Work out the number of lines containing "caption". Answer with nothing but that number.

══════════════════════════════

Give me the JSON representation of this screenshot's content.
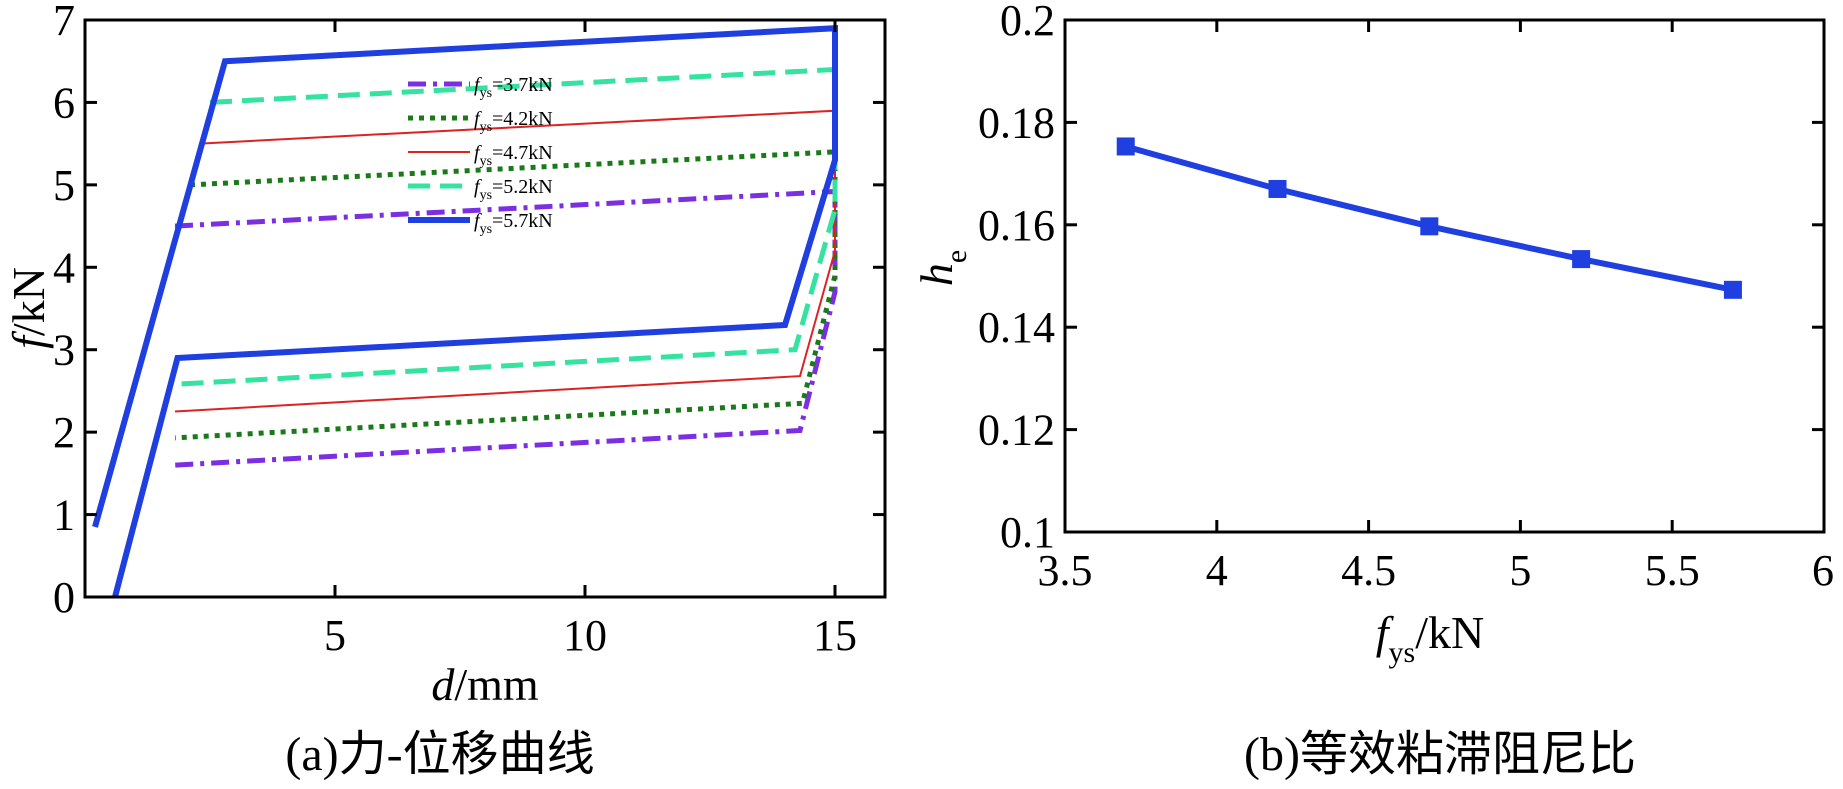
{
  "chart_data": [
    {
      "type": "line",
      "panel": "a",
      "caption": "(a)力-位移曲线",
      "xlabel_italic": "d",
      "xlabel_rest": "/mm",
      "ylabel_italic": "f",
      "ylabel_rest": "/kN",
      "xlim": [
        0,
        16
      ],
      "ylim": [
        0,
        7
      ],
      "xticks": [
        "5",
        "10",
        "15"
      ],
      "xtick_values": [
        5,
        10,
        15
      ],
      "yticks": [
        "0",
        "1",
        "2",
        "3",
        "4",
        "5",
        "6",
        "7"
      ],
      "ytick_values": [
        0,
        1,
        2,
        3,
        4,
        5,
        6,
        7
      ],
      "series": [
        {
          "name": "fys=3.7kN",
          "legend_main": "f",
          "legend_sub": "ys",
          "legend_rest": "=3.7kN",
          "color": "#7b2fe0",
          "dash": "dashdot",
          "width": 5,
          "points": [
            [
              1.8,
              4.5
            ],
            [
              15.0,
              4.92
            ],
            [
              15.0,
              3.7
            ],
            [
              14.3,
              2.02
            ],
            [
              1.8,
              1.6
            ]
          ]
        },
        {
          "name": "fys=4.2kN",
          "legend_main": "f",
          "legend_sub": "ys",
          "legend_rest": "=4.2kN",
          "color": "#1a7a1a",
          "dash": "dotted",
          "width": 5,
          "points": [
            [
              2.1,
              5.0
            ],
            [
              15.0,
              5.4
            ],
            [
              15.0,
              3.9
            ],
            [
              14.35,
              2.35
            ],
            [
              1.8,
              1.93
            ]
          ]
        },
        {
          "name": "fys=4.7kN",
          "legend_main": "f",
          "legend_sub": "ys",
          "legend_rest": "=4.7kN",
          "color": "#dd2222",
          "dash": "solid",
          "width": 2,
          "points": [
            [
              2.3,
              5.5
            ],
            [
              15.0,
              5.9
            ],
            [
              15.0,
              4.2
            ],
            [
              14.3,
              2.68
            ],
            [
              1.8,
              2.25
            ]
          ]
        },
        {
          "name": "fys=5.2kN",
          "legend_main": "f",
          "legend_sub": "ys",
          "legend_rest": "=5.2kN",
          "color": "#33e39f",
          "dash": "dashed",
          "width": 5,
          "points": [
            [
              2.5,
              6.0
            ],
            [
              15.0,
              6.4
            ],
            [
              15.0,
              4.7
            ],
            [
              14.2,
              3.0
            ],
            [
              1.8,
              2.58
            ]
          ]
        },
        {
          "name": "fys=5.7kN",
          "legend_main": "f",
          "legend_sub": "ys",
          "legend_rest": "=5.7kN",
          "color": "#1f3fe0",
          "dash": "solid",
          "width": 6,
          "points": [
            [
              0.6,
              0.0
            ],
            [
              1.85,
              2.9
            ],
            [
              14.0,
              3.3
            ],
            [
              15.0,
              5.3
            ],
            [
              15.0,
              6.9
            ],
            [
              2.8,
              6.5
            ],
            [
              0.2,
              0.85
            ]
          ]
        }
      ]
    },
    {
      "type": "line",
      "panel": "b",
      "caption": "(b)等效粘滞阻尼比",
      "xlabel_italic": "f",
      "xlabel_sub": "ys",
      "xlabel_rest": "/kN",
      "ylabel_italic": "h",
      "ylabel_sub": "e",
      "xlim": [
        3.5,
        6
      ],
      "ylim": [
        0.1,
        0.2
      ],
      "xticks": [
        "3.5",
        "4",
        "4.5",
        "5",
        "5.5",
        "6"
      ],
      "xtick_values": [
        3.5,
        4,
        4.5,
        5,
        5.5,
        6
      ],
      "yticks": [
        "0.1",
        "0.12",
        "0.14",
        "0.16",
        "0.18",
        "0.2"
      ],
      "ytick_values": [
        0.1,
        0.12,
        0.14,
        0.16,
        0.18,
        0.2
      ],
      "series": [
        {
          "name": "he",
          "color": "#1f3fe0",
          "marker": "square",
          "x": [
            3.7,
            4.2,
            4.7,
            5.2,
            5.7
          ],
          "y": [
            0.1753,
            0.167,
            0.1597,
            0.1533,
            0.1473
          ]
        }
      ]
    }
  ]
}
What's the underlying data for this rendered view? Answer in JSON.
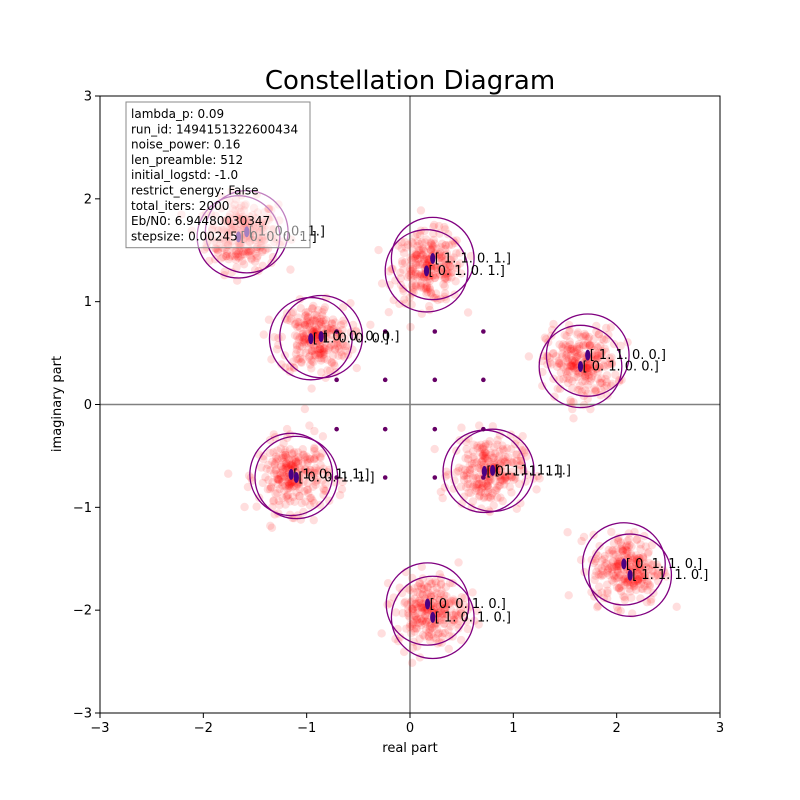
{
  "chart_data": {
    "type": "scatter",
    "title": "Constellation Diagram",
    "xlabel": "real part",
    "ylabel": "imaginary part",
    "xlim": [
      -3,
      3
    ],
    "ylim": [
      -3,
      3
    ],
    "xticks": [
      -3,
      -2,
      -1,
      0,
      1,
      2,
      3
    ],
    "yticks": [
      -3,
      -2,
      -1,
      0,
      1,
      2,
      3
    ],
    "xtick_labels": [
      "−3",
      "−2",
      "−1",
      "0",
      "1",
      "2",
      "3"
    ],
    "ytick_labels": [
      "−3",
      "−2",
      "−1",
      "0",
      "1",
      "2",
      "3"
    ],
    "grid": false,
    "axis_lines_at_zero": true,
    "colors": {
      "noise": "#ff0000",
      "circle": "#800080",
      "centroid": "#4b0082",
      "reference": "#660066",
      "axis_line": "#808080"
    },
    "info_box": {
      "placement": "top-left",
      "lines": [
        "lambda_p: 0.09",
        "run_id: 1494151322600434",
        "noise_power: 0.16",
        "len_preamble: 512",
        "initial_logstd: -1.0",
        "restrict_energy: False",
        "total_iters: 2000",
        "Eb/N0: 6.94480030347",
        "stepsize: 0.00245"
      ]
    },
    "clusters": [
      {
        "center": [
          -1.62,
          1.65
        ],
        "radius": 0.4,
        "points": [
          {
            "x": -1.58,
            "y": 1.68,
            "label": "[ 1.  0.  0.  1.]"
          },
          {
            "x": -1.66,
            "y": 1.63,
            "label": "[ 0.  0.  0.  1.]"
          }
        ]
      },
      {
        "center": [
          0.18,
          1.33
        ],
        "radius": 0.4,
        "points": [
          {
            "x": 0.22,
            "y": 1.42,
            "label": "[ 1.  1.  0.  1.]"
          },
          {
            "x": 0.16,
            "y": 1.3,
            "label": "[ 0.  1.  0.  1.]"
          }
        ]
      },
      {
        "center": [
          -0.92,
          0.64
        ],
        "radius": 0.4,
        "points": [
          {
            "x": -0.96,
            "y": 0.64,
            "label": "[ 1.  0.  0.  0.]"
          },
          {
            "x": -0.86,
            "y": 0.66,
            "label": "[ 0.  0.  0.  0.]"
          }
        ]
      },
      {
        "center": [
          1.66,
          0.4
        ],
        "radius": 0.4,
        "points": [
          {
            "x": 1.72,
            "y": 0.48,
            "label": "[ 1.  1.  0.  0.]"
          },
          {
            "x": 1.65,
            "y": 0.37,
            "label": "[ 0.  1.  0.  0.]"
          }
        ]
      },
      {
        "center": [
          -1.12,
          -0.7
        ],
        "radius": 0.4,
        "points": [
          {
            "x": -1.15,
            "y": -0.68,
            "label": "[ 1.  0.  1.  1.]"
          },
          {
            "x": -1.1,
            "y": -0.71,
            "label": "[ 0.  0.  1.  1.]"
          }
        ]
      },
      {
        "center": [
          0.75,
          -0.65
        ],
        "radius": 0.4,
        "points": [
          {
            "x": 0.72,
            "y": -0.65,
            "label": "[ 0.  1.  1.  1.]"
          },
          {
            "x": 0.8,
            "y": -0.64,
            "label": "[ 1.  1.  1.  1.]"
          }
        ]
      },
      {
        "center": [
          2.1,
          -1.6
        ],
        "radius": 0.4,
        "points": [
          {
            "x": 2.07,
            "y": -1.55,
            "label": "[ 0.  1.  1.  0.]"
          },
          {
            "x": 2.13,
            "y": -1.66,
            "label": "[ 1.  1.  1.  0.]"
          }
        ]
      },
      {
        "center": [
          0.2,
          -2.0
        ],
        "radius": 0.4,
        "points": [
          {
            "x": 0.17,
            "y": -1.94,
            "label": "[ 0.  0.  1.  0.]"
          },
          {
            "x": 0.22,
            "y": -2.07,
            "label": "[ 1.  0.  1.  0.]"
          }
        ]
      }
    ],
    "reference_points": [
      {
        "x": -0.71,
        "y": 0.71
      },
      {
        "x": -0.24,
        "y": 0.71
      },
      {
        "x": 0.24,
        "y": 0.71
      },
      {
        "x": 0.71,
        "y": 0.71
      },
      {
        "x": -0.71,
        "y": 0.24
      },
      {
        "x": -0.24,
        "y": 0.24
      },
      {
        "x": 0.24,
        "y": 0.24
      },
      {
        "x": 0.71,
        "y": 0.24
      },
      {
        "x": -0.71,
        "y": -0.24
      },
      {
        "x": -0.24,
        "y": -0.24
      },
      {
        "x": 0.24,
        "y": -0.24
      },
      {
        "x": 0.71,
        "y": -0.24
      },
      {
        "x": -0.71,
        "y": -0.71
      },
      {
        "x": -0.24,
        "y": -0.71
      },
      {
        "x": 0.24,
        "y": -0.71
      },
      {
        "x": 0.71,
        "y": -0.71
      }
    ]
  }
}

══════════════════════════════

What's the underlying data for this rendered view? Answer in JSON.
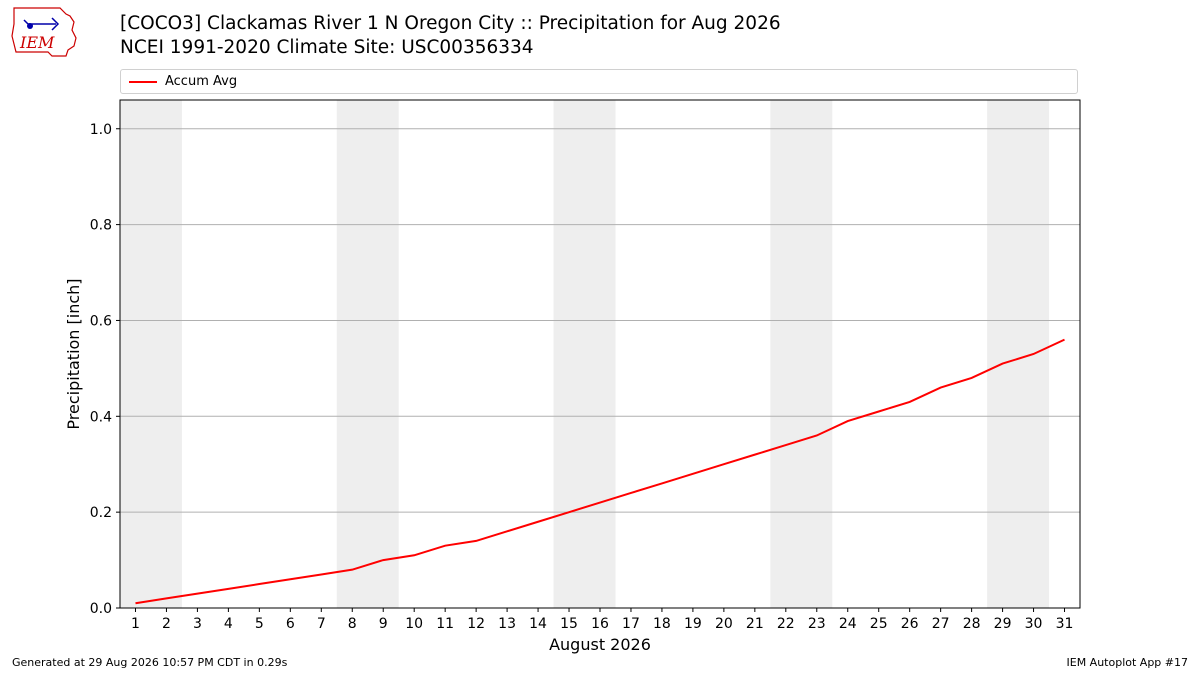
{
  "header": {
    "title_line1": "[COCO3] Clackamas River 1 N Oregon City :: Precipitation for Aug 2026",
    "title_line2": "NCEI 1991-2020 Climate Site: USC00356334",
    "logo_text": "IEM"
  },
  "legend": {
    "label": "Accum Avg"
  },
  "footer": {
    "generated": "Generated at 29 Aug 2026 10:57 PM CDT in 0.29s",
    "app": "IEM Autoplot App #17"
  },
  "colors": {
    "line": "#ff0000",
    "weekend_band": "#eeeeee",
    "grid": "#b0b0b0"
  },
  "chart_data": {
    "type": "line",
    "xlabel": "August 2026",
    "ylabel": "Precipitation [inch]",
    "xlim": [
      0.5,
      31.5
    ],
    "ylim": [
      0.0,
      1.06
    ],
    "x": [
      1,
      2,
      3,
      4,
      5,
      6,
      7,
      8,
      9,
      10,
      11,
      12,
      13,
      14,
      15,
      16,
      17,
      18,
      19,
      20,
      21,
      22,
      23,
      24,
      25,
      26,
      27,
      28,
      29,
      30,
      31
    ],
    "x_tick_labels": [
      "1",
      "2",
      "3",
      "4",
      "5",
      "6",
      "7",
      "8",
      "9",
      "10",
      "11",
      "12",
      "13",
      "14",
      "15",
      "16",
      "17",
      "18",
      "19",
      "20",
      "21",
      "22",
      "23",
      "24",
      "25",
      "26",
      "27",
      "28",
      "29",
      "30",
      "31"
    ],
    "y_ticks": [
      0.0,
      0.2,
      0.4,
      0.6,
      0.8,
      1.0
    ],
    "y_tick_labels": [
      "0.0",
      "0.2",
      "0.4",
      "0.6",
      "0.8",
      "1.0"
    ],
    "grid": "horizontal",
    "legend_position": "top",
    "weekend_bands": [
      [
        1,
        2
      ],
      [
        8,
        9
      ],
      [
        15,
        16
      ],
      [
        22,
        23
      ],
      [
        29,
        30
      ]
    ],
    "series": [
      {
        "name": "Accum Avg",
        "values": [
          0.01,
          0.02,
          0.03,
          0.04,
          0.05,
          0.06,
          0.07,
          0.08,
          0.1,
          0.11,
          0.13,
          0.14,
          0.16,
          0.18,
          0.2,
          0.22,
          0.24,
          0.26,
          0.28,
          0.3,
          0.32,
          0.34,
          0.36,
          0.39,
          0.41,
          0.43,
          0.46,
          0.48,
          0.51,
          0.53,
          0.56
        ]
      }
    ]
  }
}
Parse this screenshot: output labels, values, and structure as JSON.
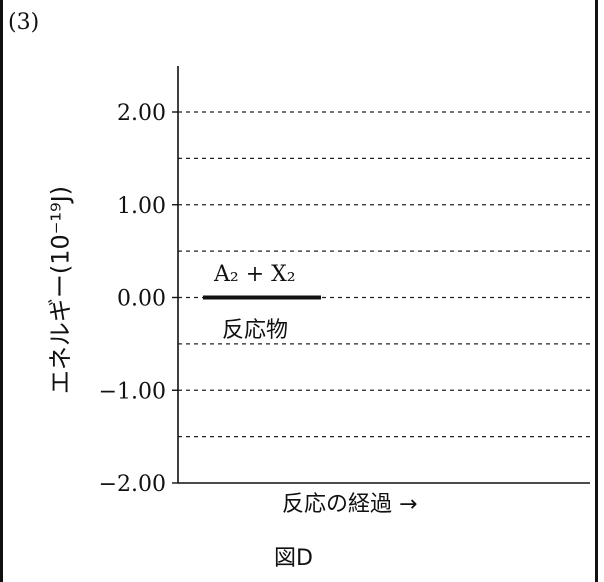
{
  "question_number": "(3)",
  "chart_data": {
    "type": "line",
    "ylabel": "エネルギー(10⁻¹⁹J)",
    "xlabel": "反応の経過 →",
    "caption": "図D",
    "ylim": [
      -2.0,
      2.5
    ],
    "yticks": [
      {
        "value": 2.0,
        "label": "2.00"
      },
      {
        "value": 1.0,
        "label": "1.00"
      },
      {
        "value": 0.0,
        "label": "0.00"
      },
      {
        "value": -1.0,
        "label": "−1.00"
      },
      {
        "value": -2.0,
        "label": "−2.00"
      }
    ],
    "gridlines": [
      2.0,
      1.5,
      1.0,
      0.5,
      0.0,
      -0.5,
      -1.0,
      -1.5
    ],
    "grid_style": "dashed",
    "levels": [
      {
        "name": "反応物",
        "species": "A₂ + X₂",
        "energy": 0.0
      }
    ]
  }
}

══════════════════════════════

* [Completed exercise] 3